● Written problem:
Only the lines from the line holding "Parse this screenshot: output" to the last line should be output, each exactly as given.

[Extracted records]

* BEGIN *

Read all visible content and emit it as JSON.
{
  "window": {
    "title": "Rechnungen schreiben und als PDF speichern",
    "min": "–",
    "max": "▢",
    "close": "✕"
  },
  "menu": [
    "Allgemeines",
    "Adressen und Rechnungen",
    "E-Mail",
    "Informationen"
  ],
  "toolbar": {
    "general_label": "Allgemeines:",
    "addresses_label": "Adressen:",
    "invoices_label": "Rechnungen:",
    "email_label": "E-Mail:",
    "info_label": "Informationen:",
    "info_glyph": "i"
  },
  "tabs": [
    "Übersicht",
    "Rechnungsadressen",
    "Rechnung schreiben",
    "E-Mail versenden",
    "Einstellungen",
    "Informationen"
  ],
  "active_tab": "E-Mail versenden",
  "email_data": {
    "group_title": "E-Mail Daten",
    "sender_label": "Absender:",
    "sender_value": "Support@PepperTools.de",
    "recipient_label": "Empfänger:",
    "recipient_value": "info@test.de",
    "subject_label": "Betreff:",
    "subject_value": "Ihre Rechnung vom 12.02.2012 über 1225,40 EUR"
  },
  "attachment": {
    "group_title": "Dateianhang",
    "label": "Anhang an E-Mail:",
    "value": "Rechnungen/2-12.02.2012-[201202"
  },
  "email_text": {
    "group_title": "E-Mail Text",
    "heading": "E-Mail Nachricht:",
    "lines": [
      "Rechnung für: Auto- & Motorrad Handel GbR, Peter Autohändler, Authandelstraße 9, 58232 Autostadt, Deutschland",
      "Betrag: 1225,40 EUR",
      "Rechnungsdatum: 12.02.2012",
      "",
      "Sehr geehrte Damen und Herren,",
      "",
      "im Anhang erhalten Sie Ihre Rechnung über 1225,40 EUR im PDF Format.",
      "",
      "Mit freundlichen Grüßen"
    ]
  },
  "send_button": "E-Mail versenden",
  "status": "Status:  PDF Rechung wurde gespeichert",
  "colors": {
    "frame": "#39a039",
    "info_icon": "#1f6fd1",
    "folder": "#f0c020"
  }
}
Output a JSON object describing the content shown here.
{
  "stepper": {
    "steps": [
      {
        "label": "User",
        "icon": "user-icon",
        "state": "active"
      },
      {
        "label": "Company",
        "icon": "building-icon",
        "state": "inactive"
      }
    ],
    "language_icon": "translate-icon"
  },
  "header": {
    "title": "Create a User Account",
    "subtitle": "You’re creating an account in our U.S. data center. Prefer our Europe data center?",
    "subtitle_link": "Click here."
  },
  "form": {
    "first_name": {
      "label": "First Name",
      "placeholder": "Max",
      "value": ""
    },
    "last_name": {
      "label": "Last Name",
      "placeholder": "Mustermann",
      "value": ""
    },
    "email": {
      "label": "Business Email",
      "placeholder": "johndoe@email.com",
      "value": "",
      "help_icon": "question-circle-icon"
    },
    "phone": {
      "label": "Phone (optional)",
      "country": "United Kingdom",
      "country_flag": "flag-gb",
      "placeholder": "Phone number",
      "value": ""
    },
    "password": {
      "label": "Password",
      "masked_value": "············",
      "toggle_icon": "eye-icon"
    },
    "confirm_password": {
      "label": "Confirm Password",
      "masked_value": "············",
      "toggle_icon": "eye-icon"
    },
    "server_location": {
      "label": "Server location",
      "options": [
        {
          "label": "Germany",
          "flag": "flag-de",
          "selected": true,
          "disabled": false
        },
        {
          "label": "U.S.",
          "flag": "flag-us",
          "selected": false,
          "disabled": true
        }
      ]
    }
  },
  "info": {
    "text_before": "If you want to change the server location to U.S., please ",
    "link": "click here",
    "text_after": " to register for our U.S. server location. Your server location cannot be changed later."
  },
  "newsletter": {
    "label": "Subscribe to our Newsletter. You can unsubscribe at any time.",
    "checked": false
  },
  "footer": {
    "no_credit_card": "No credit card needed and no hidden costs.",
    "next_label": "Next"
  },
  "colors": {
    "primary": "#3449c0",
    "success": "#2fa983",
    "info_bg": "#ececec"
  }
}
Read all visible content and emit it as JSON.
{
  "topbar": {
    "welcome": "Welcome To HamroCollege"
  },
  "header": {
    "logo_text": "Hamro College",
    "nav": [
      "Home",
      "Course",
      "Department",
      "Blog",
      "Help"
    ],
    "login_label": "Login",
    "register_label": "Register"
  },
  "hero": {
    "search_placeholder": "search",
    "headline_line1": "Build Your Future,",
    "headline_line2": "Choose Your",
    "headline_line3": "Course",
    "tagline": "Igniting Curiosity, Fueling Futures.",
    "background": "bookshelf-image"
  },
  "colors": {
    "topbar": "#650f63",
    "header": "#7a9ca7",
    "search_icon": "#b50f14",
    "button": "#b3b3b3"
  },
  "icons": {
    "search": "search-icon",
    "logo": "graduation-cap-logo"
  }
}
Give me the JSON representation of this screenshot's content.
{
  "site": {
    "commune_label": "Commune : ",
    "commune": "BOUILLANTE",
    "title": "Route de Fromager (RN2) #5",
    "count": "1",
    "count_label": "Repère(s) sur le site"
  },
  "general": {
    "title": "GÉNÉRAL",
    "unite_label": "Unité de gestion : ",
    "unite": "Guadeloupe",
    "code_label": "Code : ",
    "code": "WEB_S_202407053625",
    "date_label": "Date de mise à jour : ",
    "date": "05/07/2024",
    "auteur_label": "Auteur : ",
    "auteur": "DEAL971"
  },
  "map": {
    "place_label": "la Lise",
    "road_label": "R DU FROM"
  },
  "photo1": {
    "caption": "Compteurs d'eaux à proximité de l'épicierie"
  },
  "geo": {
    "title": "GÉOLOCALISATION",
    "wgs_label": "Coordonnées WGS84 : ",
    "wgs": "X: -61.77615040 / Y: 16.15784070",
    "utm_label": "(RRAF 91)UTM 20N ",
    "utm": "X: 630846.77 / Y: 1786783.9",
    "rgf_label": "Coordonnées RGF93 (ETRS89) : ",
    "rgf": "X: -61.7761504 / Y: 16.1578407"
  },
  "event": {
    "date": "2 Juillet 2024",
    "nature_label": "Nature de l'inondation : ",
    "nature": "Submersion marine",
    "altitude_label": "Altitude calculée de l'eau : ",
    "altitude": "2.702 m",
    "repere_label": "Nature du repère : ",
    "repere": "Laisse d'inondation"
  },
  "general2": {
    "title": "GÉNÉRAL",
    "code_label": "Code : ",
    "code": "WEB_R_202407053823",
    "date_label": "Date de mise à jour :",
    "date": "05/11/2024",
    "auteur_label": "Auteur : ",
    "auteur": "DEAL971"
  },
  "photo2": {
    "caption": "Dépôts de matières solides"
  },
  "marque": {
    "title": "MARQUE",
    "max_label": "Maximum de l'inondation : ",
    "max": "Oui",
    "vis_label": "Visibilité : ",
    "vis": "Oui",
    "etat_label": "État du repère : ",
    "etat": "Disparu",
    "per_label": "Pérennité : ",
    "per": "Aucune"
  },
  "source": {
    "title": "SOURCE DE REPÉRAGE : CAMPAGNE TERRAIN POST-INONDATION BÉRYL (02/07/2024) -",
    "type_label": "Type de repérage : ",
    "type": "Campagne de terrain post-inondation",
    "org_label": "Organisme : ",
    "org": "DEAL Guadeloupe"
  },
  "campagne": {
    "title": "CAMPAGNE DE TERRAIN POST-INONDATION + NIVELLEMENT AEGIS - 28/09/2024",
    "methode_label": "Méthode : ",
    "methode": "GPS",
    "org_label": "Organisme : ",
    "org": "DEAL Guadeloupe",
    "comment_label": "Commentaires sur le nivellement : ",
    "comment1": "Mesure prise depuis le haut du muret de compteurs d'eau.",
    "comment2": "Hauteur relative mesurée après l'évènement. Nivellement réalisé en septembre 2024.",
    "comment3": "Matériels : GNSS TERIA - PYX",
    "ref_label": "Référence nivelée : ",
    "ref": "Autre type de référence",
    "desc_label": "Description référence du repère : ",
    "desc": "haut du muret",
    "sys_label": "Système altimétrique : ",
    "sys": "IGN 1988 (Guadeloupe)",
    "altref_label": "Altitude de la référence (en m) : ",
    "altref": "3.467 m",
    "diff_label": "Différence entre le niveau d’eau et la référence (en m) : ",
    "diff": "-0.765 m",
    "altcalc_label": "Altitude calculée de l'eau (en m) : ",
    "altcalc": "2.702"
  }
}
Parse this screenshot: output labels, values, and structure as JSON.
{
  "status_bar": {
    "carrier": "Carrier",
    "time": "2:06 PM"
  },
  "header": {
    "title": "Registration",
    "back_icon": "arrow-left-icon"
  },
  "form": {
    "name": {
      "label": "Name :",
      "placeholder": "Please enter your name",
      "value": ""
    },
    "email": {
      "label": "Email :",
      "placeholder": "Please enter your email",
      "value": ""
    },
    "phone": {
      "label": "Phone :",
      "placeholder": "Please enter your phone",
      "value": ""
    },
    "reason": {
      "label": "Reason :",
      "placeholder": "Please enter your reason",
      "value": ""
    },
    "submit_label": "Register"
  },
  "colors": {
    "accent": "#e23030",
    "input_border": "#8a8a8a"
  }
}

* END *

● Exercise response:
Parse this screenshot: output labels, values, and structure as JSON.
{
  "status_bar": {
    "carrier": "Carrier",
    "time": "2:06 PM"
  },
  "header": {
    "title": "Registration",
    "back_icon": "arrow-left-icon"
  },
  "form": {
    "name": {
      "label": "Name :",
      "placeholder": "Please enter your name",
      "value": ""
    },
    "email": {
      "label": "Email :",
      "placeholder": "Please enter your email",
      "value": ""
    },
    "phone": {
      "label": "Phone :",
      "placeholder": "Please enter your phone",
      "value": ""
    },
    "reason": {
      "label": "Reason :",
      "placeholder": "Please enter your reason",
      "value": ""
    },
    "submit_label": "Register"
  },
  "colors": {
    "accent": "#e23030",
    "input_border": "#8a8a8a"
  }
}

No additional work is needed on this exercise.